» **Task brief**: Every line below is to be copied exactly, with the pictures left out.

» **Data rows**:
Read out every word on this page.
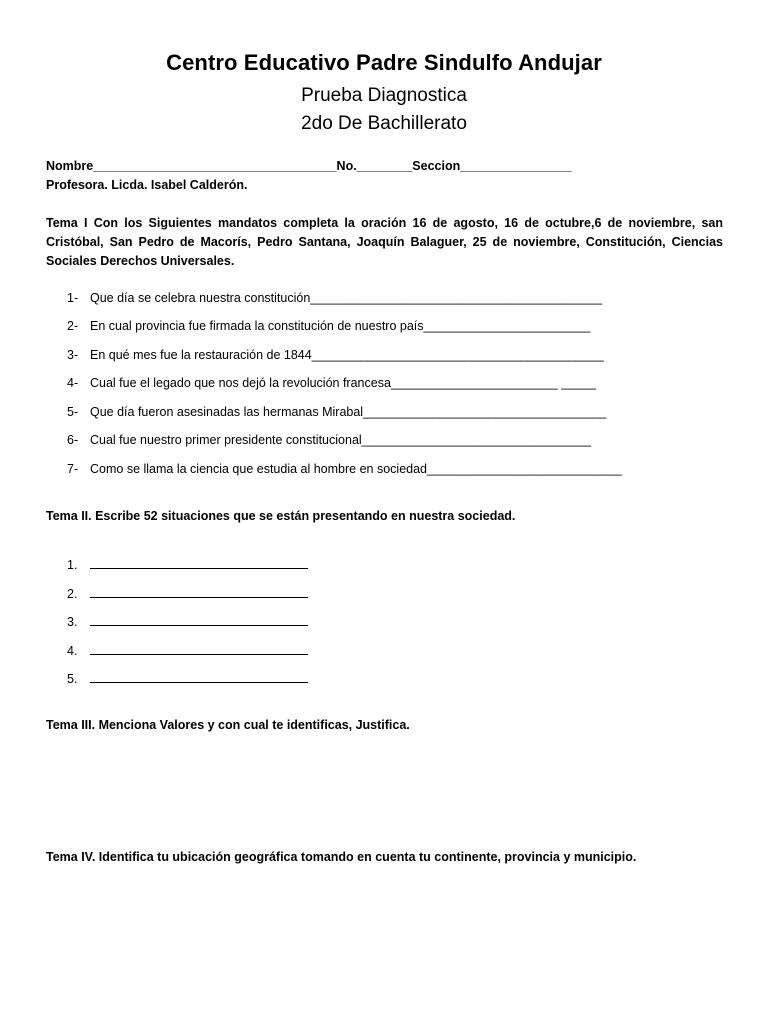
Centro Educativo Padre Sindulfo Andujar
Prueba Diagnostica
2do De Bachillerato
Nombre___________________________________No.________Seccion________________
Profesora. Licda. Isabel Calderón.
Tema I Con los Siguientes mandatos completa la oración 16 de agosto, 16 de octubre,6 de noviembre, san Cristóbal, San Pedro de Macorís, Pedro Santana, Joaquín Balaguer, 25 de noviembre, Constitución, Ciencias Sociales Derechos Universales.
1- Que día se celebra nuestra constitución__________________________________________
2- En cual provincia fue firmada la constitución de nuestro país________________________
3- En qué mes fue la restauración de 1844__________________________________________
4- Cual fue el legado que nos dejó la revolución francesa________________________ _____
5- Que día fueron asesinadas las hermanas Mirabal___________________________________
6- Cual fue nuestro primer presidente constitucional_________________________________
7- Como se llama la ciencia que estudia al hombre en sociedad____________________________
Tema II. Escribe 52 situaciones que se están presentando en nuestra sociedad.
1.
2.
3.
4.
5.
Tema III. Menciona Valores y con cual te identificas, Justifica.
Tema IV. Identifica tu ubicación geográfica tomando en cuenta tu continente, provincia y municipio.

» **Task answer**:
Read out every word on this page.
Centro Educativo Padre Sindulfo Andujar
Prueba Diagnostica
2do De Bachillerato
Nombre___________________________________No.________Seccion________________
Profesora. Licda. Isabel Calderón.
Tema I Con los Siguientes mandatos completa la oración 16 de agosto, 16 de octubre,6 de noviembre, san Cristóbal, San Pedro de Macorís, Pedro Santana, Joaquín Balaguer, 25 de noviembre, Constitución, Ciencias Sociales Derechos Universales.
1- Que día se celebra nuestra constitución__________________________________________
2- En cual provincia fue firmada la constitución de nuestro país________________________
3- En qué mes fue la restauración de 1844__________________________________________
4- Cual fue el legado que nos dejó la revolución francesa________________________ _____
5- Que día fueron asesinadas las hermanas Mirabal___________________________________
6- Cual fue nuestro primer presidente constitucional_________________________________
7- Como se llama la ciencia que estudia al hombre en sociedad____________________________
Tema II. Escribe 52 situaciones que se están presentando en nuestra sociedad.
1.
2.
3.
4.
5.
Tema III. Menciona Valores y con cual te identificas, Justifica.
Tema IV. Identifica tu ubicación geográfica tomando en cuenta tu continente, provincia y municipio.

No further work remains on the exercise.